Set exercise: Filter the data for lines with the word "Beam", then copy every line so identified.
==========
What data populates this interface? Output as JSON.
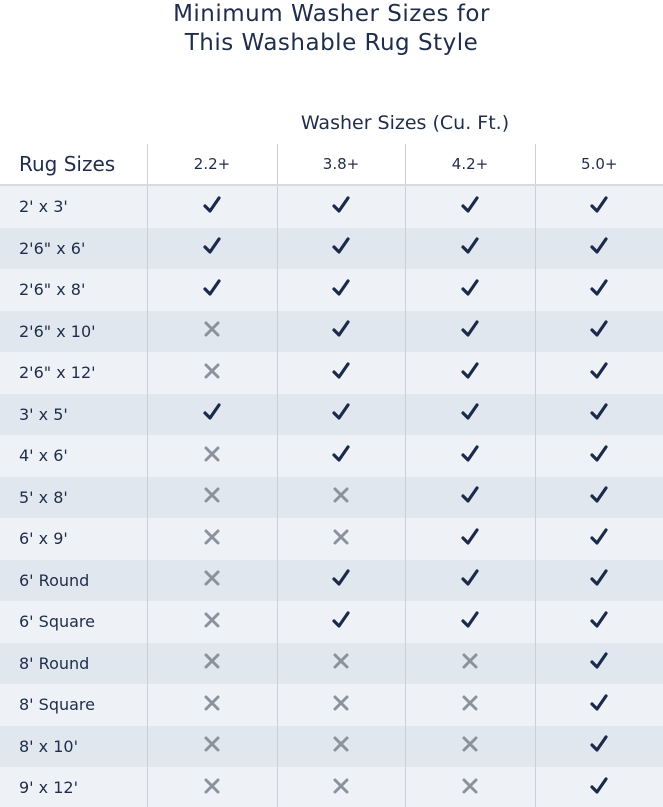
{
  "title": [
    "Minimum Washer Sizes for",
    "This Washable Rug Style"
  ],
  "washer_header": "Washer Sizes (Cu. Ft.)",
  "rug_header": "Rug Sizes",
  "columns": [
    "2.2+",
    "3.8+",
    "4.2+",
    "5.0+"
  ],
  "colors": {
    "check": "#1b2a4a",
    "cross": "#8a929c",
    "text": "#1f2d4a"
  },
  "rows": [
    {
      "size": "2' x 3'",
      "fits": [
        true,
        true,
        true,
        true
      ]
    },
    {
      "size": "2'6\" x 6'",
      "fits": [
        true,
        true,
        true,
        true
      ]
    },
    {
      "size": "2'6\" x 8'",
      "fits": [
        true,
        true,
        true,
        true
      ]
    },
    {
      "size": "2'6\" x 10'",
      "fits": [
        false,
        true,
        true,
        true
      ]
    },
    {
      "size": "2'6\" x 12'",
      "fits": [
        false,
        true,
        true,
        true
      ]
    },
    {
      "size": "3' x 5'",
      "fits": [
        true,
        true,
        true,
        true
      ]
    },
    {
      "size": "4' x 6'",
      "fits": [
        false,
        true,
        true,
        true
      ]
    },
    {
      "size": "5' x 8'",
      "fits": [
        false,
        false,
        true,
        true
      ]
    },
    {
      "size": "6' x 9'",
      "fits": [
        false,
        false,
        true,
        true
      ]
    },
    {
      "size": "6' Round",
      "fits": [
        false,
        true,
        true,
        true
      ]
    },
    {
      "size": "6' Square",
      "fits": [
        false,
        true,
        true,
        true
      ]
    },
    {
      "size": "8' Round",
      "fits": [
        false,
        false,
        false,
        true
      ]
    },
    {
      "size": "8' Square",
      "fits": [
        false,
        false,
        false,
        true
      ]
    },
    {
      "size": "8' x 10'",
      "fits": [
        false,
        false,
        false,
        true
      ]
    },
    {
      "size": "9' x 12'",
      "fits": [
        false,
        false,
        false,
        true
      ]
    }
  ]
}
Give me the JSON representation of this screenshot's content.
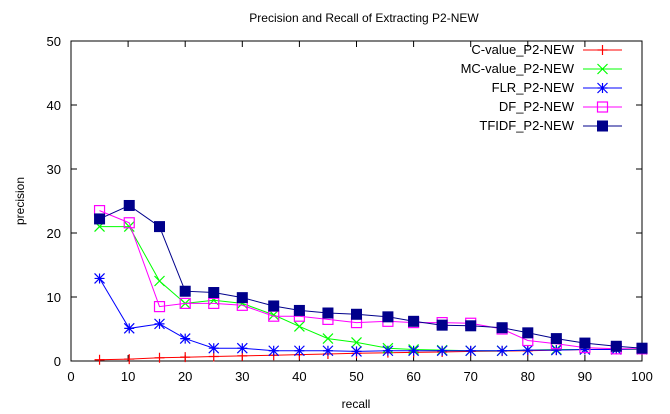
{
  "chart_data": {
    "type": "line",
    "title": "Precision and Recall of Extracting P2-NEW",
    "xlabel": "recall",
    "ylabel": "precision",
    "xlim": [
      0,
      100
    ],
    "ylim": [
      0,
      50
    ],
    "xticks": [
      0,
      10,
      20,
      30,
      40,
      50,
      60,
      70,
      80,
      90,
      100
    ],
    "yticks": [
      0,
      10,
      20,
      30,
      40,
      50
    ],
    "grid": false,
    "legend_position": "top-right",
    "series": [
      {
        "name": "C-value_P2-NEW",
        "color": "#ff0000",
        "marker": "plus",
        "points": [
          [
            5,
            0.2
          ],
          [
            10.2,
            0.3
          ],
          [
            15.5,
            0.5
          ],
          [
            20,
            0.6
          ],
          [
            25,
            0.7
          ],
          [
            30,
            0.8
          ],
          [
            35.5,
            0.9
          ],
          [
            40,
            1.0
          ],
          [
            45,
            1.1
          ],
          [
            50,
            1.2
          ],
          [
            55.5,
            1.3
          ],
          [
            60,
            1.35
          ],
          [
            65,
            1.4
          ],
          [
            70,
            1.5
          ],
          [
            75.5,
            1.55
          ],
          [
            80,
            1.6
          ],
          [
            85,
            1.7
          ],
          [
            90,
            1.8
          ],
          [
            95.5,
            1.85
          ],
          [
            100,
            1.9
          ]
        ]
      },
      {
        "name": "MC-value_P2-NEW",
        "color": "#00ff00",
        "marker": "cross",
        "points": [
          [
            5,
            21
          ],
          [
            10.2,
            21
          ],
          [
            15.5,
            12.5
          ],
          [
            20,
            9
          ],
          [
            25,
            9.5
          ],
          [
            30,
            9
          ],
          [
            35.5,
            7.2
          ],
          [
            40,
            5.4
          ],
          [
            45,
            3.5
          ],
          [
            50,
            2.9
          ],
          [
            55.5,
            2
          ],
          [
            60,
            1.8
          ],
          [
            65,
            1.7
          ],
          [
            70,
            1.6
          ],
          [
            75.5,
            1.6
          ],
          [
            80,
            1.7
          ],
          [
            85,
            1.8
          ],
          [
            90,
            1.8
          ],
          [
            95.5,
            1.8
          ],
          [
            100,
            1.8
          ]
        ]
      },
      {
        "name": "FLR_P2-NEW",
        "color": "#0000ff",
        "marker": "star",
        "points": [
          [
            5,
            12.9
          ],
          [
            10.2,
            5.1
          ],
          [
            15.5,
            5.8
          ],
          [
            20,
            3.5
          ],
          [
            25,
            2
          ],
          [
            30,
            2
          ],
          [
            35.5,
            1.6
          ],
          [
            40,
            1.6
          ],
          [
            45,
            1.6
          ],
          [
            50,
            1.5
          ],
          [
            55.5,
            1.6
          ],
          [
            60,
            1.6
          ],
          [
            65,
            1.6
          ],
          [
            70,
            1.6
          ],
          [
            75.5,
            1.6
          ],
          [
            80,
            1.7
          ],
          [
            85,
            1.7
          ],
          [
            90,
            1.8
          ],
          [
            95.5,
            1.8
          ],
          [
            100,
            1.9
          ]
        ]
      },
      {
        "name": "DF_P2-NEW",
        "color": "#ff00ff",
        "marker": "square-open",
        "points": [
          [
            5,
            23.5
          ],
          [
            10.2,
            21.6
          ],
          [
            15.5,
            8.5
          ],
          [
            20,
            9
          ],
          [
            25,
            9
          ],
          [
            30,
            8.7
          ],
          [
            35.5,
            7
          ],
          [
            40,
            7
          ],
          [
            45,
            6.5
          ],
          [
            50,
            6
          ],
          [
            55.5,
            6.2
          ],
          [
            60,
            6
          ],
          [
            65,
            6
          ],
          [
            70,
            5.9
          ],
          [
            75.5,
            5
          ],
          [
            80,
            3.2
          ],
          [
            85,
            2.7
          ],
          [
            90,
            2.1
          ],
          [
            95.5,
            1.9
          ],
          [
            100,
            1.9
          ]
        ]
      },
      {
        "name": "TFIDF_P2-NEW",
        "color": "#00008b",
        "marker": "square-filled",
        "points": [
          [
            5,
            22.2
          ],
          [
            10.2,
            24.3
          ],
          [
            15.5,
            21
          ],
          [
            20,
            10.9
          ],
          [
            25,
            10.7
          ],
          [
            30,
            9.9
          ],
          [
            35.5,
            8.6
          ],
          [
            40,
            7.9
          ],
          [
            45,
            7.5
          ],
          [
            50,
            7.3
          ],
          [
            55.5,
            6.9
          ],
          [
            60,
            6.2
          ],
          [
            65,
            5.6
          ],
          [
            70,
            5.5
          ],
          [
            75.5,
            5.2
          ],
          [
            80,
            4.4
          ],
          [
            85,
            3.5
          ],
          [
            90,
            2.8
          ],
          [
            95.5,
            2.3
          ],
          [
            100,
            2
          ]
        ]
      }
    ]
  }
}
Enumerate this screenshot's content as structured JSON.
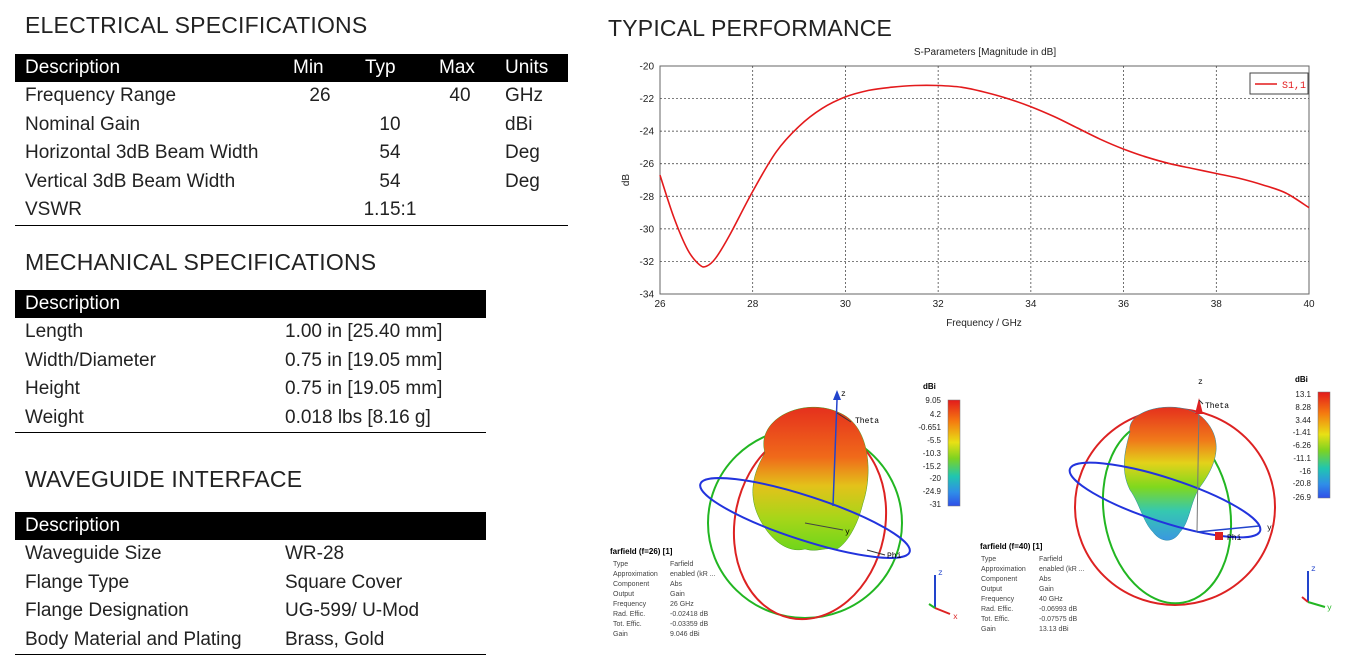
{
  "electrical": {
    "title": "ELECTRICAL SPECIFICATIONS",
    "headers": [
      "Description",
      "Min",
      "Typ",
      "Max",
      "Units"
    ],
    "rows": [
      [
        "Frequency Range",
        "26",
        "",
        "40",
        "GHz"
      ],
      [
        "Nominal Gain",
        "",
        "10",
        "",
        "dBi"
      ],
      [
        "Horizontal 3dB Beam Width",
        "",
        "54",
        "",
        "Deg"
      ],
      [
        "Vertical 3dB Beam Width",
        "",
        "54",
        "",
        "Deg"
      ],
      [
        "VSWR",
        "",
        "1.15:1",
        "",
        ""
      ]
    ]
  },
  "mechanical": {
    "title": "MECHANICAL SPECIFICATIONS",
    "header": "Description",
    "rows": [
      [
        "Length",
        "1.00 in [25.40 mm]"
      ],
      [
        "Width/Diameter",
        "0.75 in [19.05 mm]"
      ],
      [
        "Height",
        "0.75 in [19.05 mm]"
      ],
      [
        "Weight",
        "0.018 lbs [8.16 g]"
      ]
    ]
  },
  "waveguide": {
    "title": "WAVEGUIDE INTERFACE",
    "header": "Description",
    "rows": [
      [
        "Waveguide Size",
        "WR-28"
      ],
      [
        "Flange Type",
        "Square Cover"
      ],
      [
        "Flange Designation",
        "UG-599/ U-Mod"
      ],
      [
        "Body Material and Plating",
        "Brass, Gold"
      ]
    ]
  },
  "performance": {
    "title": "TYPICAL PERFORMANCE"
  },
  "chart_data": {
    "type": "line",
    "title": "S-Parameters [Magnitude in dB]",
    "xlabel": "Frequency / GHz",
    "ylabel": "dB",
    "xlim": [
      26,
      40
    ],
    "ylim": [
      -34,
      -20
    ],
    "xticks": [
      "26",
      "28",
      "30",
      "32",
      "34",
      "36",
      "38",
      "40"
    ],
    "yticks": [
      "-20",
      "-22",
      "-24",
      "-26",
      "-28",
      "-30",
      "-32",
      "-34"
    ],
    "grid": true,
    "legend_position": "top-right",
    "line_color": "#e31a1c",
    "series": [
      {
        "name": "S1,1",
        "x": [
          26,
          26.3,
          26.6,
          26.85,
          27,
          27.2,
          27.5,
          28,
          28.5,
          29,
          29.5,
          30,
          30.5,
          31,
          31.5,
          32,
          32.5,
          33,
          33.5,
          34,
          34.5,
          35,
          35.5,
          36,
          36.5,
          37,
          37.5,
          38,
          38.5,
          39,
          39.5,
          40
        ],
        "y": [
          -26.7,
          -29.3,
          -31.3,
          -32.2,
          -32.3,
          -31.8,
          -30.4,
          -27.7,
          -25.3,
          -23.7,
          -22.6,
          -21.9,
          -21.5,
          -21.3,
          -21.2,
          -21.2,
          -21.3,
          -21.6,
          -22.0,
          -22.5,
          -23.1,
          -23.8,
          -24.5,
          -25.1,
          -25.6,
          -26.0,
          -26.3,
          -26.6,
          -26.9,
          -27.3,
          -27.8,
          -28.7
        ]
      }
    ]
  },
  "farfield1": {
    "z_label": "z",
    "theta_label": "Theta",
    "y_label": "y",
    "phi_label": "Phi",
    "scale_unit": "dBi",
    "scale_ticks": [
      "9.05",
      "4.2",
      "-0.651",
      "-5.5",
      "-10.3",
      "-15.2",
      "-20",
      "-24.9",
      "-31"
    ],
    "info_title": "farfield (f=26) [1]",
    "info": [
      [
        "Type",
        "Farfield"
      ],
      [
        "Approximation",
        "enabled (kR ..."
      ],
      [
        "Component",
        "Abs"
      ],
      [
        "Output",
        "Gain"
      ],
      [
        "Frequency",
        "26 GHz"
      ],
      [
        "Rad. Effic.",
        "-0.02418 dB"
      ],
      [
        "Tot. Effic.",
        "-0.03359 dB"
      ],
      [
        "Gain",
        "9.046 dBi"
      ]
    ]
  },
  "farfield2": {
    "z_label": "z",
    "theta_label": "Theta",
    "y_label": "y",
    "phi_label": "Phi",
    "scale_unit": "dBi",
    "scale_ticks": [
      "13.1",
      "8.28",
      "3.44",
      "-1.41",
      "-6.26",
      "-11.1",
      "-16",
      "-20.8",
      "-26.9"
    ],
    "info_title": "farfield (f=40) [1]",
    "info": [
      [
        "Type",
        "Farfield"
      ],
      [
        "Approximation",
        "enabled (kR ..."
      ],
      [
        "Component",
        "Abs"
      ],
      [
        "Output",
        "Gain"
      ],
      [
        "Frequency",
        "40 GHz"
      ],
      [
        "Rad. Effic.",
        "-0.06993 dB"
      ],
      [
        "Tot. Effic.",
        "-0.07575 dB"
      ],
      [
        "Gain",
        "13.13 dBi"
      ]
    ]
  },
  "triad": {
    "x": "x",
    "y": "y",
    "z": "z"
  }
}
==========
Complete response:
        "Horizontal 3dB Beam Width",
        "Vertical 3dB Beam Width",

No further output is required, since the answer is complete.